• Requirement
Omit the images, then print each record below exactly as it reads.

• Data provided
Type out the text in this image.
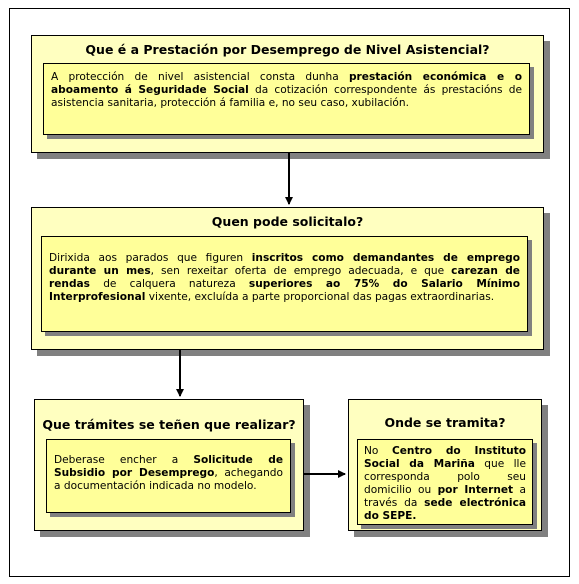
Que é a Prestación por Desemprego de Nivel Asistencial?
A protección de nivel asistencial consta dunha prestación económica e o aboamento á Seguridade Social da cotización correspondente ás prestacións de asistencia sanitaria, protección á familia e, no seu caso, xubilación.
Quen pode solicitalo?
Dirixida aos parados que figuren inscritos como demandantes de emprego durante un mes, sen rexeitar oferta de emprego adecuada, e que carezan de rendas de calquera natureza superiores ao 75% do Salario Mínimo Interprofesional vixente, excluída a parte proporcional das pagas extraordinarias.
Que trámites se teñen que realizar?
Deberase encher a Solicitude de Subsidio por Desemprego, achegando a documentación indicada no modelo.
Onde se tramita?
No Centro do Instituto Social da Mariña que lle corresponda polo seu domicilio ou por Internet a través da sede electrónica do SEPE.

• Answer to this exercise
Type out the text in this image.
Que é a Prestación por Desemprego de Nivel Asistencial?
A protección de nivel asistencial consta dunha prestación económica e o aboamento á Seguridade Social da cotización correspondente ás prestacións de asistencia sanitaria, protección á familia e, no seu caso, xubilación.
Quen pode solicitalo?
Dirixida aos parados que figuren inscritos como demandantes de emprego durante un mes, sen rexeitar oferta de emprego adecuada, e que carezan de rendas de calquera natureza superiores ao 75% do Salario Mínimo Interprofesional vixente, excluída a parte proporcional das pagas extraordinarias.
Que trámites se teñen que realizar?
Deberase encher a Solicitude de Subsidio por Desemprego, achegando a documentación indicada no modelo.
Onde se tramita?
No Centro do Instituto Social da Mariña que lle corresponda polo seu domicilio ou por Internet a través da sede electrónica do SEPE.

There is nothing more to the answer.